Instructions for the task:
Write out all of the entries exactly, please.

Material:
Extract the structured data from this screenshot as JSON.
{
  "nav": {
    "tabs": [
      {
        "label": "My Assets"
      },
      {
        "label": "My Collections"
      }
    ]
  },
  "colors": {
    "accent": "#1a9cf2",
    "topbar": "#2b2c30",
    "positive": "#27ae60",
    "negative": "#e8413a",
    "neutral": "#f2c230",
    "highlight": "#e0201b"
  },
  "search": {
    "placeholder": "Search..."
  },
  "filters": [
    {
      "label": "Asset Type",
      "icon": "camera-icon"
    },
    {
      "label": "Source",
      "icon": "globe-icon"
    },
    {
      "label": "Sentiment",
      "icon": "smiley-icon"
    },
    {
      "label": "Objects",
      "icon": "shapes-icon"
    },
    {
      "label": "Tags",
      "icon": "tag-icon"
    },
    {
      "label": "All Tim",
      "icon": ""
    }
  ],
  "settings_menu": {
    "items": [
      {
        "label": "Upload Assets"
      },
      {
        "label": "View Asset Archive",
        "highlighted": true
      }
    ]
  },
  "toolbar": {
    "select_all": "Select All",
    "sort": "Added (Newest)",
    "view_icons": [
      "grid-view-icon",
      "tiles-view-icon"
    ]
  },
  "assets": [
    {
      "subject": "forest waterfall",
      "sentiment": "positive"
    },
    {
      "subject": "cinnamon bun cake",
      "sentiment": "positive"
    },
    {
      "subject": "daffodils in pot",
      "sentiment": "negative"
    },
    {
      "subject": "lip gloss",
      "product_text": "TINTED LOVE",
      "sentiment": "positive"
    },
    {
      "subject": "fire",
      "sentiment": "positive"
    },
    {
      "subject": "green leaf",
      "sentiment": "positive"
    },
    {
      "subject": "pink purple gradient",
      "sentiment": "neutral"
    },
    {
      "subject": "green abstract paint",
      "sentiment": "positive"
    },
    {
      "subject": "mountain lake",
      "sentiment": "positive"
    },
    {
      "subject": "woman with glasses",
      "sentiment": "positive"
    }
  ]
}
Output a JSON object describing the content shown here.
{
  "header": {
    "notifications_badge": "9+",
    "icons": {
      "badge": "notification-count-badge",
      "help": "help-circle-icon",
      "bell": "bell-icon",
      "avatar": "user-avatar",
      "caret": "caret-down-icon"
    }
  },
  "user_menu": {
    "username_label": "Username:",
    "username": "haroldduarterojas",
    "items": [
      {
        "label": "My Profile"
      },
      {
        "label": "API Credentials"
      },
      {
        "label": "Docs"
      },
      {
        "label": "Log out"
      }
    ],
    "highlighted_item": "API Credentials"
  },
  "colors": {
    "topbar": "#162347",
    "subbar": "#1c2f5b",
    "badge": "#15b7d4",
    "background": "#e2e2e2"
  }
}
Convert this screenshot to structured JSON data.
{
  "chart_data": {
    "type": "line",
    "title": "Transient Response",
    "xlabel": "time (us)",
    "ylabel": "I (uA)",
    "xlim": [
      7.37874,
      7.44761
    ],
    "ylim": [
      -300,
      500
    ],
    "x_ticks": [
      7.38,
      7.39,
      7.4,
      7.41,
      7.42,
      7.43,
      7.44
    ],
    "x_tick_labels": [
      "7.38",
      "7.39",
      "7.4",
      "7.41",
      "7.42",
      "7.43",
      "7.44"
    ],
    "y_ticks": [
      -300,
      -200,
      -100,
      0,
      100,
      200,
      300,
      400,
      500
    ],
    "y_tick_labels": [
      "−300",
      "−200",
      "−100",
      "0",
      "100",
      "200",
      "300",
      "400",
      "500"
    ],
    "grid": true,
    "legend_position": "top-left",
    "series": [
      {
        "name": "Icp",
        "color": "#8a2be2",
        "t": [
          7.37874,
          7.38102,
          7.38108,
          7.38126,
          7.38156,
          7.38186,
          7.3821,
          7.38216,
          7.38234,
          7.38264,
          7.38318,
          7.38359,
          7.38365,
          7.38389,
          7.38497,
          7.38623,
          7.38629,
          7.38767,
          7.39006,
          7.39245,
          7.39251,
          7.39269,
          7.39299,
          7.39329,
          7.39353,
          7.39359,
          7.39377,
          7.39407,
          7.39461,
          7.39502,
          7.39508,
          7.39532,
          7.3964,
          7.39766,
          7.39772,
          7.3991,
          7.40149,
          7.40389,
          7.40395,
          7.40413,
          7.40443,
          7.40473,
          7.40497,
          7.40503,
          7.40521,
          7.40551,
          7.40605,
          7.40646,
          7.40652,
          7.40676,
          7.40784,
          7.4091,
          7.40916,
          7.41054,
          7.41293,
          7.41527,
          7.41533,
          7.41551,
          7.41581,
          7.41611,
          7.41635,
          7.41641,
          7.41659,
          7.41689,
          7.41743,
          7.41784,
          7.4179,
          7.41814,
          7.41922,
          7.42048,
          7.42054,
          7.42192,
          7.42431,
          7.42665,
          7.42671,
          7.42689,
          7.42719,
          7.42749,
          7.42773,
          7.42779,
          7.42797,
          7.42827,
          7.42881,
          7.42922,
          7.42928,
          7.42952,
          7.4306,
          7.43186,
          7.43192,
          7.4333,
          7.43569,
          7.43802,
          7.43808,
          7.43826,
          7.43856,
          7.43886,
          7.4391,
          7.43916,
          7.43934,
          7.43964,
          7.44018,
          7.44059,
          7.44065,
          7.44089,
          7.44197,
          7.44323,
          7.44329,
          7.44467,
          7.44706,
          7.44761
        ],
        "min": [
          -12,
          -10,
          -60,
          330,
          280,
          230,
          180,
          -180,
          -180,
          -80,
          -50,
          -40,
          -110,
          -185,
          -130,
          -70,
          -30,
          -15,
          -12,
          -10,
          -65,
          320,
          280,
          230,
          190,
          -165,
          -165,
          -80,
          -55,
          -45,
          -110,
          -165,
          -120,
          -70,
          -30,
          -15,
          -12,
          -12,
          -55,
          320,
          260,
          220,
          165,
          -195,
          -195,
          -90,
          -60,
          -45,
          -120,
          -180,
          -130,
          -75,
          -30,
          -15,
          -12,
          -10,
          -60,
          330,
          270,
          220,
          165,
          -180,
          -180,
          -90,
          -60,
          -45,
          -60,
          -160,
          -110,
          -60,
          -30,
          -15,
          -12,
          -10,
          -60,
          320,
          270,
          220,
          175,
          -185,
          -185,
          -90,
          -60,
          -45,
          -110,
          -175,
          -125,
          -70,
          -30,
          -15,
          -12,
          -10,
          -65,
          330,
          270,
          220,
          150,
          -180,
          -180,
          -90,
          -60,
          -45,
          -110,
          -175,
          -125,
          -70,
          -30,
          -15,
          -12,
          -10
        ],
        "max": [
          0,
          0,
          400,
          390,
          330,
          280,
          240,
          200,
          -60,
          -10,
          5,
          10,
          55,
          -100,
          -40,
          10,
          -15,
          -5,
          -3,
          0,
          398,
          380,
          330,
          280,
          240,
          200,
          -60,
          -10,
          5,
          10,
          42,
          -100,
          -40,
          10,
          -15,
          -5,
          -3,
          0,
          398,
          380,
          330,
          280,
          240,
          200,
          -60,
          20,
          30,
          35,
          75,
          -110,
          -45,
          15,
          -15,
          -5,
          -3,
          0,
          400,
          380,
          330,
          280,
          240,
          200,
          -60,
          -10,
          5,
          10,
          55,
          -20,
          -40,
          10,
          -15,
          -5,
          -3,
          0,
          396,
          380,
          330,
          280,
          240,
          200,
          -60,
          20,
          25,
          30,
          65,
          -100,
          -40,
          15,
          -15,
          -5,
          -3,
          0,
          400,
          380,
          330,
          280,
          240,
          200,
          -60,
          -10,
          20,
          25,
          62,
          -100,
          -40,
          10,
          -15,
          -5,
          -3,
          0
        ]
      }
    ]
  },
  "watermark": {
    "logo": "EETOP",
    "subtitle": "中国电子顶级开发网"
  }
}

Task output:
Extract the structured data from this screenshot as JSON.
{
  "nav": {
    "tabs": [
      {
        "label": "My Assets"
      },
      {
        "label": "My Collections"
      }
    ]
  },
  "colors": {
    "accent": "#1a9cf2",
    "topbar": "#2b2c30",
    "positive": "#27ae60",
    "negative": "#e8413a",
    "neutral": "#f2c230",
    "highlight": "#e0201b"
  },
  "search": {
    "placeholder": "Search..."
  },
  "filters": [
    {
      "label": "Asset Type",
      "icon": "camera-icon"
    },
    {
      "label": "Source",
      "icon": "globe-icon"
    },
    {
      "label": "Sentiment",
      "icon": "smiley-icon"
    },
    {
      "label": "Objects",
      "icon": "shapes-icon"
    },
    {
      "label": "Tags",
      "icon": "tag-icon"
    },
    {
      "label": "All Tim",
      "icon": ""
    }
  ],
  "settings_menu": {
    "items": [
      {
        "label": "Upload Assets"
      },
      {
        "label": "View Asset Archive",
        "highlighted": true
      }
    ]
  },
  "toolbar": {
    "select_all": "Select All",
    "sort": "Added (Newest)",
    "view_icons": [
      "grid-view-icon",
      "tiles-view-icon"
    ]
  },
  "assets": [
    {
      "subject": "forest waterfall",
      "sentiment": "positive"
    },
    {
      "subject": "cinnamon bun cake",
      "sentiment": "positive"
    },
    {
      "subject": "daffodils in pot",
      "sentiment": "negative"
    },
    {
      "subject": "lip gloss",
      "product_text": "TINTED LOVE",
      "sentiment": "positive"
    },
    {
      "subject": "fire",
      "sentiment": "positive"
    },
    {
      "subject": "green leaf",
      "sentiment": "positive"
    },
    {
      "subject": "pink purple gradient",
      "sentiment": "neutral"
    },
    {
      "subject": "green abstract paint",
      "sentiment": "positive"
    },
    {
      "subject": "mountain lake",
      "sentiment": "positive"
    },
    {
      "subject": "woman with glasses",
      "sentiment": "positive"
    }
  ]
}
Output a JSON object describing the content shown here.
{
  "header": {
    "notifications_badge": "9+",
    "icons": {
      "badge": "notification-count-badge",
      "help": "help-circle-icon",
      "bell": "bell-icon",
      "avatar": "user-avatar",
      "caret": "caret-down-icon"
    }
  },
  "user_menu": {
    "username_label": "Username:",
    "username": "haroldduarterojas",
    "items": [
      {
        "label": "My Profile"
      },
      {
        "label": "API Credentials"
      },
      {
        "label": "Docs"
      },
      {
        "label": "Log out"
      }
    ],
    "highlighted_item": "API Credentials"
  },
  "colors": {
    "topbar": "#162347",
    "subbar": "#1c2f5b",
    "badge": "#15b7d4",
    "background": "#e2e2e2"
  }
}
Convert this screenshot to structured JSON data.
{
  "chart_data": {
    "type": "line",
    "title": "Transient Response",
    "xlabel": "time (us)",
    "ylabel": "I (uA)",
    "xlim": [
      7.37874,
      7.44761
    ],
    "ylim": [
      -300,
      500
    ],
    "x_ticks": [
      7.38,
      7.39,
      7.4,
      7.41,
      7.42,
      7.43,
      7.44
    ],
    "x_tick_labels": [
      "7.38",
      "7.39",
      "7.4",
      "7.41",
      "7.42",
      "7.43",
      "7.44"
    ],
    "y_ticks": [
      -300,
      -200,
      -100,
      0,
      100,
      200,
      300,
      400,
      500
    ],
    "y_tick_labels": [
      "−300",
      "−200",
      "−100",
      "0",
      "100",
      "200",
      "300",
      "400",
      "500"
    ],
    "grid": true,
    "legend_position": "top-left",
    "series": [
      {
        "name": "Icp",
        "color": "#8a2be2",
        "t": [
          7.37874,
          7.38102,
          7.38108,
          7.38126,
          7.38156,
          7.38186,
          7.3821,
          7.38216,
          7.38234,
          7.38264,
          7.38318,
          7.38359,
          7.38365,
          7.38389,
          7.38497,
          7.38623,
          7.38629,
          7.38767,
          7.39006,
          7.39245,
          7.39251,
          7.39269,
          7.39299,
          7.39329,
          7.39353,
          7.39359,
          7.39377,
          7.39407,
          7.39461,
          7.39502,
          7.39508,
          7.39532,
          7.3964,
          7.39766,
          7.39772,
          7.3991,
          7.40149,
          7.40389,
          7.40395,
          7.40413,
          7.40443,
          7.40473,
          7.40497,
          7.40503,
          7.40521,
          7.40551,
          7.40605,
          7.40646,
          7.40652,
          7.40676,
          7.40784,
          7.4091,
          7.40916,
          7.41054,
          7.41293,
          7.41527,
          7.41533,
          7.41551,
          7.41581,
          7.41611,
          7.41635,
          7.41641,
          7.41659,
          7.41689,
          7.41743,
          7.41784,
          7.4179,
          7.41814,
          7.41922,
          7.42048,
          7.42054,
          7.42192,
          7.42431,
          7.42665,
          7.42671,
          7.42689,
          7.42719,
          7.42749,
          7.42773,
          7.42779,
          7.42797,
          7.42827,
          7.42881,
          7.42922,
          7.42928,
          7.42952,
          7.4306,
          7.43186,
          7.43192,
          7.4333,
          7.43569,
          7.43802,
          7.43808,
          7.43826,
          7.43856,
          7.43886,
          7.4391,
          7.43916,
          7.43934,
          7.43964,
          7.44018,
          7.44059,
          7.44065,
          7.44089,
          7.44197,
          7.44323,
          7.44329,
          7.44467,
          7.44706,
          7.44761
        ],
        "min": [
          -12,
          -10,
          -60,
          330,
          280,
          230,
          180,
          -180,
          -180,
          -80,
          -50,
          -40,
          -110,
          -185,
          -130,
          -70,
          -30,
          -15,
          -12,
          -10,
          -65,
          320,
          280,
          230,
          190,
          -165,
          -165,
          -80,
          -55,
          -45,
          -110,
          -165,
          -120,
          -70,
          -30,
          -15,
          -12,
          -12,
          -55,
          320,
          260,
          220,
          165,
          -195,
          -195,
          -90,
          -60,
          -45,
          -120,
          -180,
          -130,
          -75,
          -30,
          -15,
          -12,
          -10,
          -60,
          330,
          270,
          220,
          165,
          -180,
          -180,
          -90,
          -60,
          -45,
          -60,
          -160,
          -110,
          -60,
          -30,
          -15,
          -12,
          -10,
          -60,
          320,
          270,
          220,
          175,
          -185,
          -185,
          -90,
          -60,
          -45,
          -110,
          -175,
          -125,
          -70,
          -30,
          -15,
          -12,
          -10,
          -65,
          330,
          270,
          220,
          150,
          -180,
          -180,
          -90,
          -60,
          -45,
          -110,
          -175,
          -125,
          -70,
          -30,
          -15,
          -12,
          -10
        ],
        "max": [
          0,
          0,
          400,
          390,
          330,
          280,
          240,
          200,
          -60,
          -10,
          5,
          10,
          55,
          -100,
          -40,
          10,
          -15,
          -5,
          -3,
          0,
          398,
          380,
          330,
          280,
          240,
          200,
          -60,
          -10,
          5,
          10,
          42,
          -100,
          -40,
          10,
          -15,
          -5,
          -3,
          0,
          398,
          380,
          330,
          280,
          240,
          200,
          -60,
          20,
          30,
          35,
          75,
          -110,
          -45,
          15,
          -15,
          -5,
          -3,
          0,
          400,
          380,
          330,
          280,
          240,
          200,
          -60,
          -10,
          5,
          10,
          55,
          -20,
          -40,
          10,
          -15,
          -5,
          -3,
          0,
          396,
          380,
          330,
          280,
          240,
          200,
          -60,
          20,
          25,
          30,
          65,
          -100,
          -40,
          15,
          -15,
          -5,
          -3,
          0,
          400,
          380,
          330,
          280,
          240,
          200,
          -60,
          -10,
          20,
          25,
          62,
          -100,
          -40,
          10,
          -15,
          -5,
          -3,
          0
        ]
      }
    ]
  },
  "watermark": {
    "logo": "EETOP",
    "subtitle": "中国电子顶级开发网"
  }
}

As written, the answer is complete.